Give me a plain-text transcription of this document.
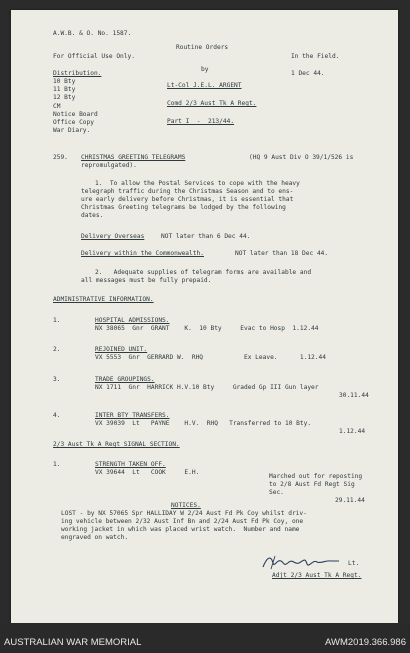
A.W.B. & O. No. 1587.
For Official Use Only.
Distribution.
10 Bty
11 Bty
12 Bty
CM
Notice Board
Office Copy
War Diary.
Routine Orders
by
Lt-Col J.E.L. ARGENT
Comd 2/3 Aust Tk A Regt.
Part I  -  213/44.
In the Field.
1 Dec 44.
259. CHRISTMAS GREETING TELEGRAMS	(HQ 9 Aust Div O 39/1/526 is
repromulgated).
1.  To allow the Postal Services to cope with the heavy
telegraph traffic during the Christmas Season and to ens-
ure early delivery before Christmas, it is essential that
Christmas Greeting telegrams be lodged by the following
dates.
Delivery Overseas	NOT later than 6 Dec 44.
Delivery within the Commonwealth.	NOT later than 18 Dec 44.
2.   Adequate supplies of telegram forms are available and
all messages must be fully prepaid.
ADMINISTRATIVE INFORMATION.
1.	HOSPITAL ADMISSIONS.
NX 38065  Gnr  GRANT    K.  10 Bty     Evac to Hosp  1.12.44
2.	REJOINED UNIT.
VX 5553  Gnr  GERRARD W.  RHQ           Ex Leave.      1.12.44
3.	TRADE GROUPINGS.
NX 1711  Gnr  HARRICK H.V.10 Bty     Graded Gp III Gun layer
30.11.44
4.	INTER BTY TRANSFERS.
VX 39039  Lt   PAYNE    H.V.  RHQ   Transferred to 10 Bty.
1.12.44
2/3 Aust Tk A Regt SIGNAL SECTION.
1.	STRENGTH TAKEN OFF.
VX 39644  Lt   COOK     E.H.
Marched out for reposting
to 2/8 Aust Fd Regt Sig
Sec.
29.11.44
NOTICES.
LOST - by NX 57065 Spr HALLIDAY W 2/24 Aust Fd Pk Coy whilst driv-
ing vehicle between 2/32 Aust Inf Bn and 2/24 Aust Fd Pk Coy, one
working jacket in which was placed wrist watch.  Number and name
engraved on watch.
Lt.
Adjt 2/3 Aust Tk A Regt.
AUSTRALIAN WAR MEMORIAL	AWM2019.366.986
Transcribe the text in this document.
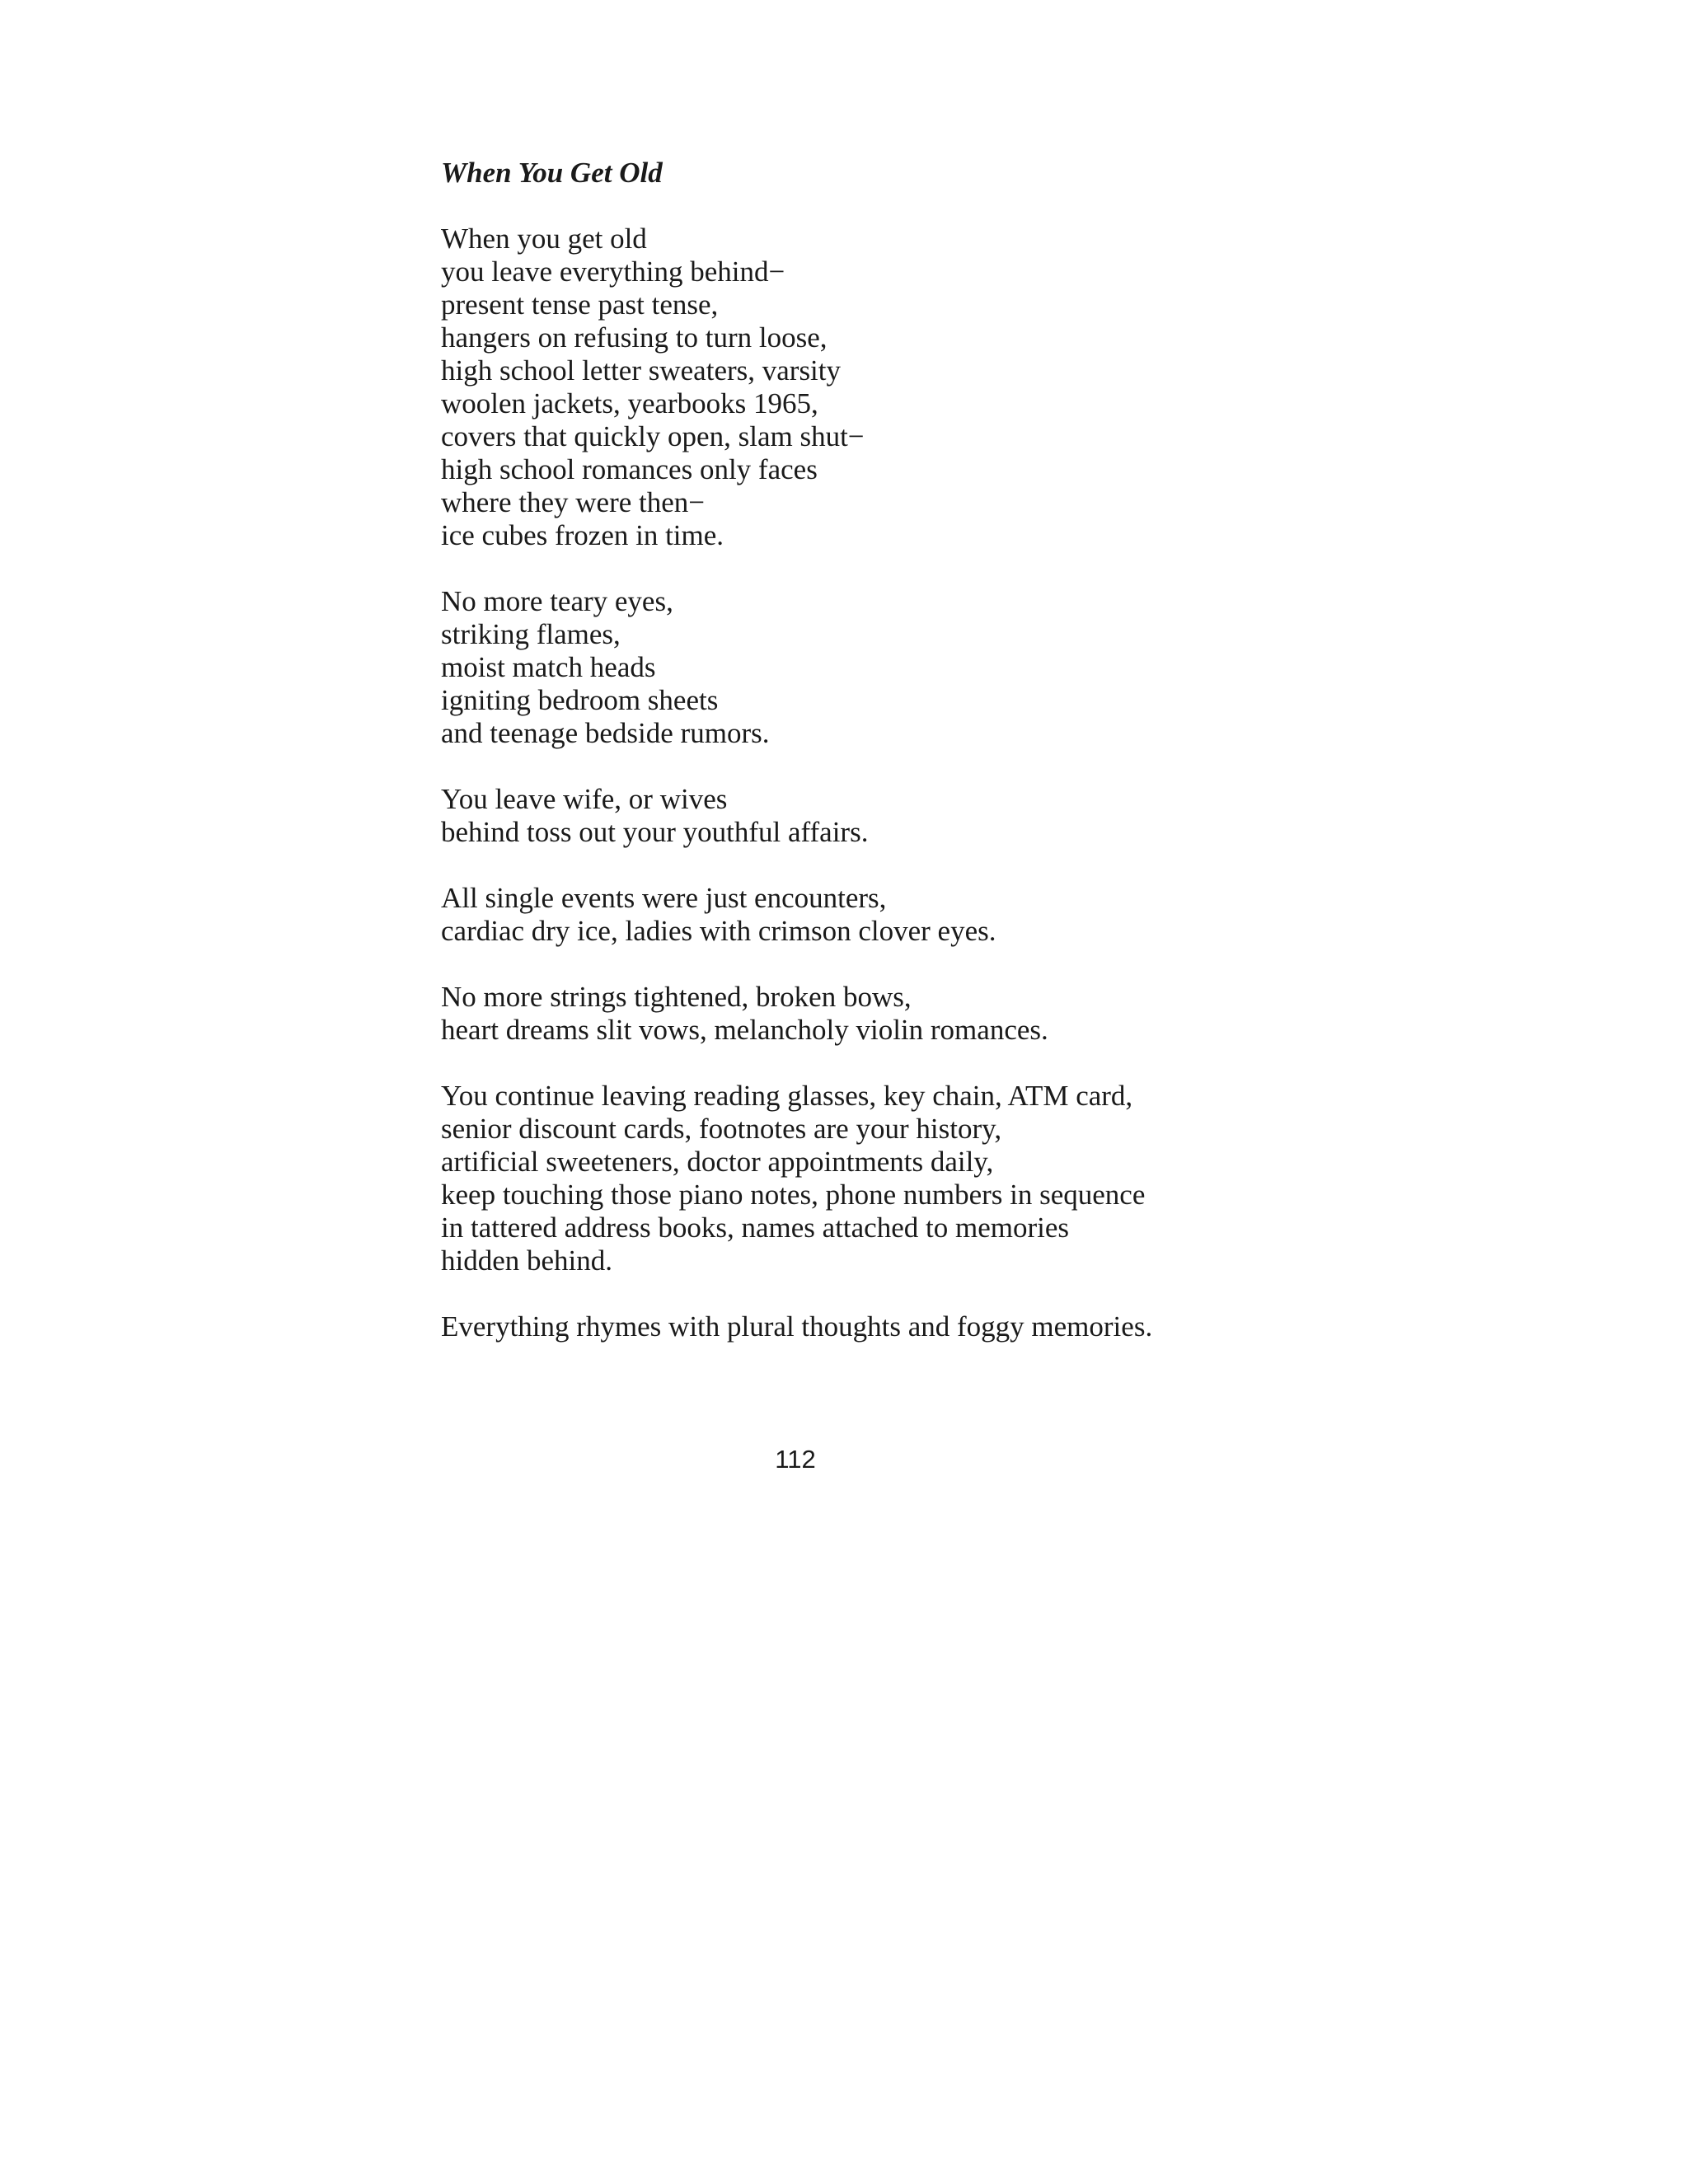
When You Get Old
When you get old
you leave everything behind−
present tense past tense,
hangers on refusing to turn loose,
high school letter sweaters, varsity
woolen jackets, yearbooks 1965,
covers that quickly open, slam shut−
high school romances only faces
where they were then−
ice cubes frozen in time.
No more teary eyes,
striking flames,
moist match heads
igniting bedroom sheets
and teenage bedside rumors.
You leave wife, or wives
behind toss out your youthful affairs.
All single events were just encounters,
cardiac dry ice, ladies with crimson clover eyes.
No more strings tightened, broken bows,
heart dreams slit vows, melancholy violin romances.
You continue leaving reading glasses, key chain, ATM card,
senior discount cards, footnotes are your history,
artificial sweeteners, doctor appointments daily,
keep touching those piano notes, phone numbers in sequence
in tattered address books, names attached to memories
hidden behind.
Everything rhymes with plural thoughts and foggy memories.
112
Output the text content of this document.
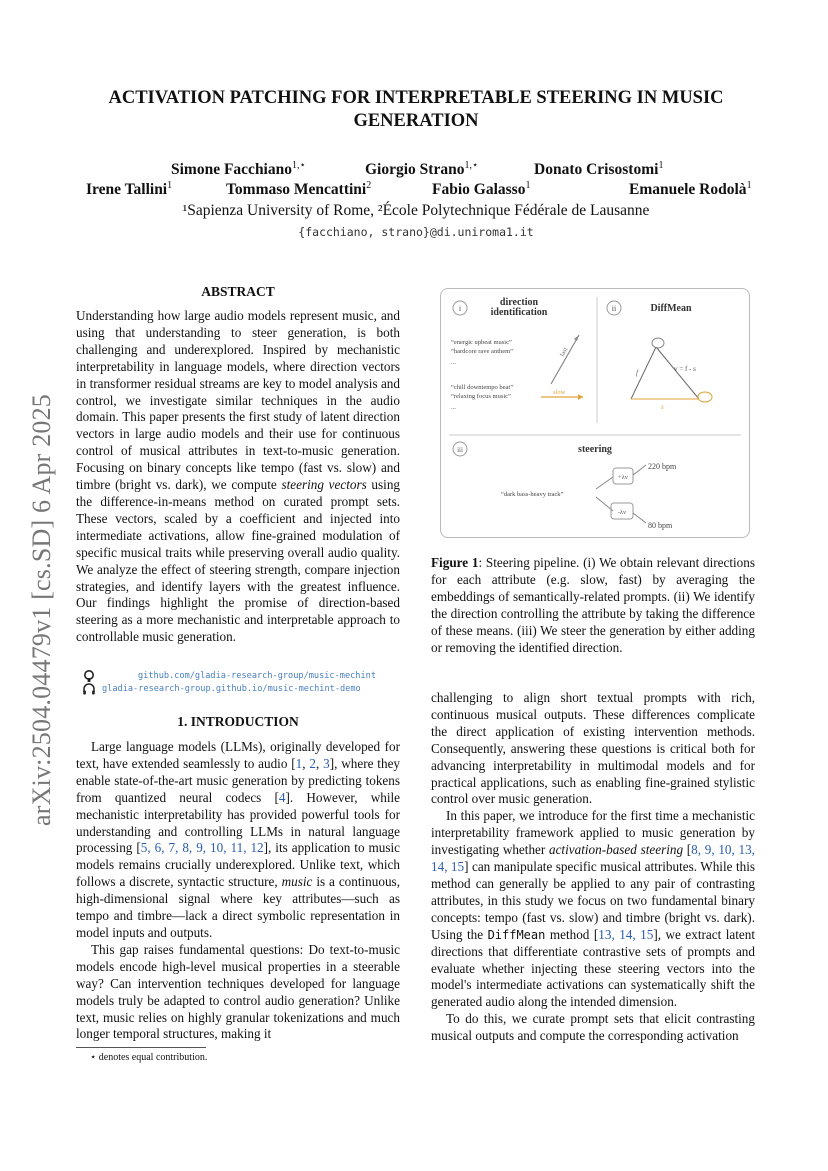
arXiv:2504.04479v1 [cs.SD] 6 Apr 2025
ACTIVATION PATCHING FOR INTERPRETABLE STEERING IN MUSIC GENERATION
Simone Facchiano$^{1,⋆}$	Giorgio Strano$^{1,⋆}$	Donato Crisostomi$^1$
Irene Tallini$^1$	Tommaso Mencattini$^2$	Fabio Galasso$^1$	Emanuele Rodolà$^1$
¹Sapienza University of Rome, ²École Polytechnique Fédérale de Lausanne
{facchiano, strano}@di.uniroma1.it
ABSTRACT

Understanding how large audio models represent music, and using that understanding to steer generation, is both challenging and underexplored. Inspired by mechanistic interpretability in language models, where direction vectors in transformer residual streams are key to model analysis and control, we investigate similar techniques in the audio domain. This paper presents the first study of latent direction vectors in large audio models and their use for continuous control of musical attributes in text-to-music generation. Focusing on binary concepts like tempo (fast vs. slow) and timbre (bright vs. dark), we compute steering vectors using the difference-in-means method on curated prompt sets. These vectors, scaled by a coefficient and injected into intermediate activations, allow fine-grained modulation of specific musical traits while preserving overall audio quality. We analyze the effect of steering strength, compare injection strategies, and identify layers with the greatest influence. Our findings highlight the promise of direction-based steering as a more mechanistic and interpretable approach to controllable music generation.

github.com/gladia-research-group/music-mechint
gladia-research-group.github.io/music-mechint-demo
1. INTRODUCTION

Large language models (LLMs), originally developed for text, have extended seamlessly to audio [1, 2, 3], where they enable state-of-the-art music generation by predicting tokens from quantized neural codecs [4]. However, while mechanistic interpretability has provided powerful tools for understanding and controlling LLMs in natural language processing [5, 6, 7, 8, 9, 10, 11, 12], its application to music models remains crucially underexplored. Unlike text, which follows a discrete, syntactic structure, music is a continuous, high-dimensional signal where key attributes—such as tempo and timbre—lack a direct symbolic representation in model inputs and outputs.

This gap raises fundamental questions: Do text-to-music models encode high-level musical properties in a steerable way? Can intervention techniques developed for language models truly be adapted to control audio generation? Unlike text, music relies on highly granular tokenizations and much longer temporal structures, making it

⋆ denotes equal contribution.
i
direction
identification
“energic upbeat music”
“hardcore rave anthem”
...
“chill downtempo beat”
“relaxing focus music”
...
fast
slow
ii	DiffMean
f	v = f - s
s
iii	steering
“dark bass-heavy track”
+λv
-λv
220 bpm
80 bpm
Figure 1: Steering pipeline. (i) We obtain relevant directions for each attribute (e.g. slow, fast) by averaging the embeddings of semantically-related prompts. (ii) We identify the direction controlling the attribute by taking the difference of these means. (iii) We steer the generation by either adding or removing the identified direction.

challenging to align short textual prompts with rich, continuous musical outputs. These differences complicate the direct application of existing intervention methods. Consequently, answering these questions is critical both for advancing interpretability in multimodal models and for practical applications, such as enabling fine-grained stylistic control over music generation.

In this paper, we introduce for the first time a mechanistic interpretability framework applied to music generation by investigating whether activation-based steering [8, 9, 10, 13, 14, 15] can manipulate specific musical attributes. While this method can generally be applied to any pair of contrasting attributes, in this study we focus on two fundamental binary concepts: tempo (fast vs. slow) and timbre (bright vs. dark). Using the DiffMean method [13, 14, 15], we extract latent directions that differentiate contrastive sets of prompts and evaluate whether injecting these steering vectors into the model's intermediate activations can systematically shift the generated audio along the intended dimension.

To do this, we curate prompt sets that elicit contrasting musical outputs and compute the corresponding activation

Work to complete: Transcribe each entry precisely as given, leaving the pictures out.

Answer to this task:
Give me a plain-text transcription of this document.
A.W.B. & O. No. 1587.
For Official Use Only.
Distribution.
10 Bty
11 Bty
12 Bty
CM
Notice Board
Office Copy
War Diary.
Routine Orders
by
Lt-Col J.E.L. ARGENT
Comd 2/3 Aust Tk A Regt.
Part I  -  213/44.
In the Field.
1 Dec 44.
259. CHRISTMAS GREETING TELEGRAMS	(HQ 9 Aust Div O 39/1/526 is
repromulgated).
1.  To allow the Postal Services to cope with the heavy
telegraph traffic during the Christmas Season and to ens-
ure early delivery before Christmas, it is essential that
Christmas Greeting telegrams be lodged by the following
dates.
Delivery Overseas	NOT later than 6 Dec 44.
Delivery within the Commonwealth.	NOT later than 18 Dec 44.
2.   Adequate supplies of telegram forms are available and
all messages must be fully prepaid.
ADMINISTRATIVE INFORMATION.
1.	HOSPITAL ADMISSIONS.
NX 38065  Gnr  GRANT    K.  10 Bty     Evac to Hosp  1.12.44
2.	REJOINED UNIT.
VX 5553  Gnr  GERRARD W.  RHQ           Ex Leave.      1.12.44
3.	TRADE GROUPINGS.
NX 1711  Gnr  HARRICK H.V.10 Bty     Graded Gp III Gun layer
30.11.44
4.	INTER BTY TRANSFERS.
VX 39039  Lt   PAYNE    H.V.  RHQ   Transferred to 10 Bty.
1.12.44
2/3 Aust Tk A Regt SIGNAL SECTION.
1.	STRENGTH TAKEN OFF.
VX 39644  Lt   COOK     E.H.
Marched out for reposting
to 2/8 Aust Fd Regt Sig
Sec.
29.11.44
NOTICES.
LOST - by NX 57065 Spr HALLIDAY W 2/24 Aust Fd Pk Coy whilst driv-
ing vehicle between 2/32 Aust Inf Bn and 2/24 Aust Fd Pk Coy, one
working jacket in which was placed wrist watch.  Number and name
engraved on watch.
Lt.
Adjt 2/3 Aust Tk A Regt.
AUSTRALIAN WAR MEMORIAL	AWM2019.366.986
Transcribe the text in this document.
When You Get Old
When you get old
you leave everything behind−
present tense past tense,
hangers on refusing to turn loose,
high school letter sweaters, varsity
woolen jackets, yearbooks 1965,
covers that quickly open, slam shut−
high school romances only faces
where they were then−
ice cubes frozen in time.
No more teary eyes,
striking flames,
moist match heads
igniting bedroom sheets
and teenage bedside rumors.
You leave wife, or wives
behind toss out your youthful affairs.
All single events were just encounters,
cardiac dry ice, ladies with crimson clover eyes.
No more strings tightened, broken bows,
heart dreams slit vows, melancholy violin romances.
You continue leaving reading glasses, key chain, ATM card,
senior discount cards, footnotes are your history,
artificial sweeteners, doctor appointments daily,
keep touching those piano notes, phone numbers in sequence
in tattered address books, names attached to memories
hidden behind.
Everything rhymes with plural thoughts and foggy memories.
112
Output the text content of this document.
arXiv:2504.04479v1 [cs.SD] 6 Apr 2025
ACTIVATION PATCHING FOR INTERPRETABLE STEERING IN MUSIC GENERATION
Simone Facchiano$^{1,⋆}$	Giorgio Strano$^{1,⋆}$	Donato Crisostomi$^1$
Irene Tallini$^1$	Tommaso Mencattini$^2$	Fabio Galasso$^1$	Emanuele Rodolà$^1$
¹Sapienza University of Rome, ²École Polytechnique Fédérale de Lausanne
{facchiano, strano}@di.uniroma1.it
ABSTRACT

Understanding how large audio models represent music, and using that understanding to steer generation, is both challenging and underexplored. Inspired by mechanistic interpretability in language models, where direction vectors in transformer residual streams are key to model analysis and control, we investigate similar techniques in the audio domain. This paper presents the first study of latent direction vectors in large audio models and their use for continuous control of musical attributes in text-to-music generation. Focusing on binary concepts like tempo (fast vs. slow) and timbre (bright vs. dark), we compute steering vectors using the difference-in-means method on curated prompt sets. These vectors, scaled by a coefficient and injected into intermediate activations, allow fine-grained modulation of specific musical traits while preserving overall audio quality. We analyze the effect of steering strength, compare injection strategies, and identify layers with the greatest influence. Our findings highlight the promise of direction-based steering as a more mechanistic and interpretable approach to controllable music generation.

github.com/gladia-research-group/music-mechint
gladia-research-group.github.io/music-mechint-demo
1. INTRODUCTION

Large language models (LLMs), originally developed for text, have extended seamlessly to audio [1, 2, 3], where they enable state-of-the-art music generation by predicting tokens from quantized neural codecs [4]. However, while mechanistic interpretability has provided powerful tools for understanding and controlling LLMs in natural language processing [5, 6, 7, 8, 9, 10, 11, 12], its application to music models remains crucially underexplored. Unlike text, which follows a discrete, syntactic structure, music is a continuous, high-dimensional signal where key attributes—such as tempo and timbre—lack a direct symbolic representation in model inputs and outputs.

This gap raises fundamental questions: Do text-to-music models encode high-level musical properties in a steerable way? Can intervention techniques developed for language models truly be adapted to control audio generation? Unlike text, music relies on highly granular tokenizations and much longer temporal structures, making it

⋆ denotes equal contribution.
i
direction
identification
“energic upbeat music”
“hardcore rave anthem”
...
“chill downtempo beat”
“relaxing focus music”
...
fast
slow
ii	DiffMean
f	v = f - s
s
iii	steering
“dark bass-heavy track”
+λv
-λv
220 bpm
80 bpm
Figure 1: Steering pipeline. (i) We obtain relevant directions for each attribute (e.g. slow, fast) by averaging the embeddings of semantically-related prompts. (ii) We identify the direction controlling the attribute by taking the difference of these means. (iii) We steer the generation by either adding or removing the identified direction.

challenging to align short textual prompts with rich, continuous musical outputs. These differences complicate the direct application of existing intervention methods. Consequently, answering these questions is critical both for advancing interpretability in multimodal models and for practical applications, such as enabling fine-grained stylistic control over music generation.

In this paper, we introduce for the first time a mechanistic interpretability framework applied to music generation by investigating whether activation-based steering [8, 9, 10, 13, 14, 15] can manipulate specific musical attributes. While this method can generally be applied to any pair of contrasting attributes, in this study we focus on two fundamental binary concepts: tempo (fast vs. slow) and timbre (bright vs. dark). Using the DiffMean method [13, 14, 15], we extract latent directions that differentiate contrastive sets of prompts and evaluate whether injecting these steering vectors into the model's intermediate activations can systematically shift the generated audio along the intended dimension.

To do this, we curate prompt sets that elicit contrasting musical outputs and compute the corresponding activation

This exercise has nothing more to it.